- _Set task_
Write out the entries below once more, exactly.

- _Exercise input_
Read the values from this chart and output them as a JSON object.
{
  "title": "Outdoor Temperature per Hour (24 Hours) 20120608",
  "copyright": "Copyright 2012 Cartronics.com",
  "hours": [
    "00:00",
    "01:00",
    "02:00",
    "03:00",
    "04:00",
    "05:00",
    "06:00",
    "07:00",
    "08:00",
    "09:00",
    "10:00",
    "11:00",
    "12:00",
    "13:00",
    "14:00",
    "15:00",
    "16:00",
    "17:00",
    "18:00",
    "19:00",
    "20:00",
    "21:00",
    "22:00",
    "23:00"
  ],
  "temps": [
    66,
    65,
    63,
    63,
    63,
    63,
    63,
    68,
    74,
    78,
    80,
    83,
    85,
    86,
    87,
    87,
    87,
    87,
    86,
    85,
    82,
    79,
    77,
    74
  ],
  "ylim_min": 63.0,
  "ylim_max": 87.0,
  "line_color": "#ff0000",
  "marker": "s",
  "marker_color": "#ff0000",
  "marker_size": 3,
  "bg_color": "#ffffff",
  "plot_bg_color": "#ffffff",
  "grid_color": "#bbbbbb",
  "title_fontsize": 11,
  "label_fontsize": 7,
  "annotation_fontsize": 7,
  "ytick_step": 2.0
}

- _Full answer_
Read the values from this chart and output them as a JSON object.
{
  "title": "Outdoor Temperature per Hour (24 Hours) 20120608",
  "copyright": "Copyright 2012 Cartronics.com",
  "hours": [
    "00:00",
    "01:00",
    "02:00",
    "03:00",
    "04:00",
    "05:00",
    "06:00",
    "07:00",
    "08:00",
    "09:00",
    "10:00",
    "11:00",
    "12:00",
    "13:00",
    "14:00",
    "15:00",
    "16:00",
    "17:00",
    "18:00",
    "19:00",
    "20:00",
    "21:00",
    "22:00",
    "23:00"
  ],
  "temps": [
    66,
    65,
    63,
    63,
    63,
    63,
    63,
    68,
    74,
    78,
    80,
    83,
    85,
    86,
    87,
    87,
    87,
    87,
    86,
    85,
    82,
    79,
    77,
    74
  ],
  "ylim_min": 63.0,
  "ylim_max": 87.0,
  "line_color": "#ff0000",
  "marker": "s",
  "marker_color": "#ff0000",
  "marker_size": 3,
  "bg_color": "#ffffff",
  "plot_bg_color": "#ffffff",
  "grid_color": "#bbbbbb",
  "title_fontsize": 11,
  "label_fontsize": 7,
  "annotation_fontsize": 7,
  "ytick_step": 2.0
}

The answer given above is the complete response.